* _Your objective_: Print all entries precisely as they are written.

* _Collected data_:
---*---

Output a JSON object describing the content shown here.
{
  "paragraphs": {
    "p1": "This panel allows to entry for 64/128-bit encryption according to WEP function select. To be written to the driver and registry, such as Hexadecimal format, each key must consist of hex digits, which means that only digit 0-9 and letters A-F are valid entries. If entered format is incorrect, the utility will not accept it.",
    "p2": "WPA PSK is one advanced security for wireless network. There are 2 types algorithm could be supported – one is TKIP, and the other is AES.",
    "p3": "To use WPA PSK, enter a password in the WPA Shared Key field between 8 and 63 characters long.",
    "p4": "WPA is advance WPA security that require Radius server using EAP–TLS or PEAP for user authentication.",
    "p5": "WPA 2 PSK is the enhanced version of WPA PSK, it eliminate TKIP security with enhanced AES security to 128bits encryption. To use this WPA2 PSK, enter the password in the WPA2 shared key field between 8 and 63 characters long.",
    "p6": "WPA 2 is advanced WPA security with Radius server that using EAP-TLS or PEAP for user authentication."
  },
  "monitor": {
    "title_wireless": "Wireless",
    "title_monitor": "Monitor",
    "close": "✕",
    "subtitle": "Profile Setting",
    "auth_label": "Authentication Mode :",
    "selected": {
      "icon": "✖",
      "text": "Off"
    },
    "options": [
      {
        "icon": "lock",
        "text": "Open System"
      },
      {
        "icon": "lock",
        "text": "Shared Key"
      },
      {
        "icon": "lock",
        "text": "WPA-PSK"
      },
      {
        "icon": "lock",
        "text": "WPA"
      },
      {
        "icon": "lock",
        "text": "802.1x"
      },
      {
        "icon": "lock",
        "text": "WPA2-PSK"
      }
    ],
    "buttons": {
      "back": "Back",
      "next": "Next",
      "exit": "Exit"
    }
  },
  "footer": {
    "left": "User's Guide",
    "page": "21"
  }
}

---*---

* _Task answer_:
Output a JSON object describing the content shown here.
{
  "paragraphs": {
    "p1": "This panel allows to entry for 64/128-bit encryption according to WEP function select. To be written to the driver and registry, such as Hexadecimal format, each key must consist of hex digits, which means that only digit 0-9 and letters A-F are valid entries. If entered format is incorrect, the utility will not accept it.",
    "p2": "WPA PSK is one advanced security for wireless network. There are 2 types algorithm could be supported – one is TKIP, and the other is AES.",
    "p3": "To use WPA PSK, enter a password in the WPA Shared Key field between 8 and 63 characters long.",
    "p4": "WPA is advance WPA security that require Radius server using EAP–TLS or PEAP for user authentication.",
    "p5": "WPA 2 PSK is the enhanced version of WPA PSK, it eliminate TKIP security with enhanced AES security to 128bits encryption. To use this WPA2 PSK, enter the password in the WPA2 shared key field between 8 and 63 characters long.",
    "p6": "WPA 2 is advanced WPA security with Radius server that using EAP-TLS or PEAP for user authentication."
  },
  "monitor": {
    "title_wireless": "Wireless",
    "title_monitor": "Monitor",
    "close": "✕",
    "subtitle": "Profile Setting",
    "auth_label": "Authentication Mode :",
    "selected": {
      "icon": "✖",
      "text": "Off"
    },
    "options": [
      {
        "icon": "lock",
        "text": "Open System"
      },
      {
        "icon": "lock",
        "text": "Shared Key"
      },
      {
        "icon": "lock",
        "text": "WPA-PSK"
      },
      {
        "icon": "lock",
        "text": "WPA"
      },
      {
        "icon": "lock",
        "text": "802.1x"
      },
      {
        "icon": "lock",
        "text": "WPA2-PSK"
      }
    ],
    "buttons": {
      "back": "Back",
      "next": "Next",
      "exit": "Exit"
    }
  },
  "footer": {
    "left": "User's Guide",
    "page": "21"
  }
}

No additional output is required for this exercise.